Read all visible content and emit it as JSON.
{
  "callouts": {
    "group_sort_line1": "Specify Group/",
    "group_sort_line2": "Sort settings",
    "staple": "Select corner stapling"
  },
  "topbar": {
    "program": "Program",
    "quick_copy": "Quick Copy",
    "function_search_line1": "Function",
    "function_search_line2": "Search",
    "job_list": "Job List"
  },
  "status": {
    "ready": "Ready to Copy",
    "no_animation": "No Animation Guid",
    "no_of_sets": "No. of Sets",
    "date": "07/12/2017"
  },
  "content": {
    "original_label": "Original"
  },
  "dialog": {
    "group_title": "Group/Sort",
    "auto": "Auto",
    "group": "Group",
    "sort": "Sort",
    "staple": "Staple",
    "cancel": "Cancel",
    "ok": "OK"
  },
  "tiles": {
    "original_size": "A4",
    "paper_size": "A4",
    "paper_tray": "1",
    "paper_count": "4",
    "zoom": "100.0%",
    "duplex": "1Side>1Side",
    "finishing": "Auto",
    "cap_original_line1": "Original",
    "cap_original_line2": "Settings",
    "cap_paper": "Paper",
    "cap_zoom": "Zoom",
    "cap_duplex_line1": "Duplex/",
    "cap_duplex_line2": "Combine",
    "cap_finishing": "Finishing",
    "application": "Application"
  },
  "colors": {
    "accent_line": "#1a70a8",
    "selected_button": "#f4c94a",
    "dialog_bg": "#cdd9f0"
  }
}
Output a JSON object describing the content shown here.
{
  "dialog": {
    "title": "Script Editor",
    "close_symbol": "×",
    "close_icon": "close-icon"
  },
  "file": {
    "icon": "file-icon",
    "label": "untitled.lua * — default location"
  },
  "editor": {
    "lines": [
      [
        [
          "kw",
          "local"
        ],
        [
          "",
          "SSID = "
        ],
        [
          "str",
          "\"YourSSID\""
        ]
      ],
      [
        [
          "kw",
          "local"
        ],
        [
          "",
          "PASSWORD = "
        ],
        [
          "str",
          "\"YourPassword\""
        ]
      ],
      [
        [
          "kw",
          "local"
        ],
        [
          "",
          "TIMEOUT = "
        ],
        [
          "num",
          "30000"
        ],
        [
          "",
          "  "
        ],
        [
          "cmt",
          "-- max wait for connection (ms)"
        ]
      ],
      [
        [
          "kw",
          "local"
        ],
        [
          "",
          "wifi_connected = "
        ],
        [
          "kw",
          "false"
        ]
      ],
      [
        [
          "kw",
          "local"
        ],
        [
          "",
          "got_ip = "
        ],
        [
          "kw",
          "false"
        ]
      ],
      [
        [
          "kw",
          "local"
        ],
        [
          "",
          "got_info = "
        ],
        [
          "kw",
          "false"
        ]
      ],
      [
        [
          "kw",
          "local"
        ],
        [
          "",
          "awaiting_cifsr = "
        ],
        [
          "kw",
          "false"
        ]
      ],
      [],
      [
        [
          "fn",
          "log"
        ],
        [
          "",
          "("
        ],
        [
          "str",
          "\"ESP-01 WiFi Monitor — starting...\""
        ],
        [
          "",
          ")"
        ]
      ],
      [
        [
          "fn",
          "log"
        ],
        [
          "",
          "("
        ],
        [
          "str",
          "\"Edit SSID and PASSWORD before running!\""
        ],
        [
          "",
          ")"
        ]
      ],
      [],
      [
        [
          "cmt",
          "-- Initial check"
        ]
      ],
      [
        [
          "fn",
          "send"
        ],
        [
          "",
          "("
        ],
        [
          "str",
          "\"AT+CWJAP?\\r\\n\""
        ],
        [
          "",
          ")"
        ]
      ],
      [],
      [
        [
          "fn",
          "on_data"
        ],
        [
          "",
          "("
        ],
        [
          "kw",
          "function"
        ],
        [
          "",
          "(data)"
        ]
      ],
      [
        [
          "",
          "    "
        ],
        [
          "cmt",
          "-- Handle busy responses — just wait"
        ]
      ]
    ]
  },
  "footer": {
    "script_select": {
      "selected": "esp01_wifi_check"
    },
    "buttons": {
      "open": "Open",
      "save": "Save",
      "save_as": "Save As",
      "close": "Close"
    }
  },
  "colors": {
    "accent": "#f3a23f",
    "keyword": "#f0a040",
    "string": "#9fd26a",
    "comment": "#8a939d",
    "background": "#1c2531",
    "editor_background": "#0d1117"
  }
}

● **The exercise**:
Copy every record exactly as presented.

● **Response to the task**:
Read all visible content and emit it as JSON.
{
  "callouts": {
    "group_sort_line1": "Specify Group/",
    "group_sort_line2": "Sort settings",
    "staple": "Select corner stapling"
  },
  "topbar": {
    "program": "Program",
    "quick_copy": "Quick Copy",
    "function_search_line1": "Function",
    "function_search_line2": "Search",
    "job_list": "Job List"
  },
  "status": {
    "ready": "Ready to Copy",
    "no_animation": "No Animation Guid",
    "no_of_sets": "No. of Sets",
    "date": "07/12/2017"
  },
  "content": {
    "original_label": "Original"
  },
  "dialog": {
    "group_title": "Group/Sort",
    "auto": "Auto",
    "group": "Group",
    "sort": "Sort",
    "staple": "Staple",
    "cancel": "Cancel",
    "ok": "OK"
  },
  "tiles": {
    "original_size": "A4",
    "paper_size": "A4",
    "paper_tray": "1",
    "paper_count": "4",
    "zoom": "100.0%",
    "duplex": "1Side>1Side",
    "finishing": "Auto",
    "cap_original_line1": "Original",
    "cap_original_line2": "Settings",
    "cap_paper": "Paper",
    "cap_zoom": "Zoom",
    "cap_duplex_line1": "Duplex/",
    "cap_duplex_line2": "Combine",
    "cap_finishing": "Finishing",
    "application": "Application"
  },
  "colors": {
    "accent_line": "#1a70a8",
    "selected_button": "#f4c94a",
    "dialog_bg": "#cdd9f0"
  }
}
Output a JSON object describing the content shown here.
{
  "dialog": {
    "title": "Script Editor",
    "close_symbol": "×",
    "close_icon": "close-icon"
  },
  "file": {
    "icon": "file-icon",
    "label": "untitled.lua * — default location"
  },
  "editor": {
    "lines": [
      [
        [
          "kw",
          "local"
        ],
        [
          "",
          "SSID = "
        ],
        [
          "str",
          "\"YourSSID\""
        ]
      ],
      [
        [
          "kw",
          "local"
        ],
        [
          "",
          "PASSWORD = "
        ],
        [
          "str",
          "\"YourPassword\""
        ]
      ],
      [
        [
          "kw",
          "local"
        ],
        [
          "",
          "TIMEOUT = "
        ],
        [
          "num",
          "30000"
        ],
        [
          "",
          "  "
        ],
        [
          "cmt",
          "-- max wait for connection (ms)"
        ]
      ],
      [
        [
          "kw",
          "local"
        ],
        [
          "",
          "wifi_connected = "
        ],
        [
          "kw",
          "false"
        ]
      ],
      [
        [
          "kw",
          "local"
        ],
        [
          "",
          "got_ip = "
        ],
        [
          "kw",
          "false"
        ]
      ],
      [
        [
          "kw",
          "local"
        ],
        [
          "",
          "got_info = "
        ],
        [
          "kw",
          "false"
        ]
      ],
      [
        [
          "kw",
          "local"
        ],
        [
          "",
          "awaiting_cifsr = "
        ],
        [
          "kw",
          "false"
        ]
      ],
      [],
      [
        [
          "fn",
          "log"
        ],
        [
          "",
          "("
        ],
        [
          "str",
          "\"ESP-01 WiFi Monitor — starting...\""
        ],
        [
          "",
          ")"
        ]
      ],
      [
        [
          "fn",
          "log"
        ],
        [
          "",
          "("
        ],
        [
          "str",
          "\"Edit SSID and PASSWORD before running!\""
        ],
        [
          "",
          ")"
        ]
      ],
      [],
      [
        [
          "cmt",
          "-- Initial check"
        ]
      ],
      [
        [
          "fn",
          "send"
        ],
        [
          "",
          "("
        ],
        [
          "str",
          "\"AT+CWJAP?\\r\\n\""
        ],
        [
          "",
          ")"
        ]
      ],
      [],
      [
        [
          "fn",
          "on_data"
        ],
        [
          "",
          "("
        ],
        [
          "kw",
          "function"
        ],
        [
          "",
          "(data)"
        ]
      ],
      [
        [
          "",
          "    "
        ],
        [
          "cmt",
          "-- Handle busy responses — just wait"
        ]
      ]
    ]
  },
  "footer": {
    "script_select": {
      "selected": "esp01_wifi_check"
    },
    "buttons": {
      "open": "Open",
      "save": "Save",
      "save_as": "Save As",
      "close": "Close"
    }
  },
  "colors": {
    "accent": "#f3a23f",
    "keyword": "#f0a040",
    "string": "#9fd26a",
    "comment": "#8a939d",
    "background": "#1c2531",
    "editor_background": "#0d1117"
  }
}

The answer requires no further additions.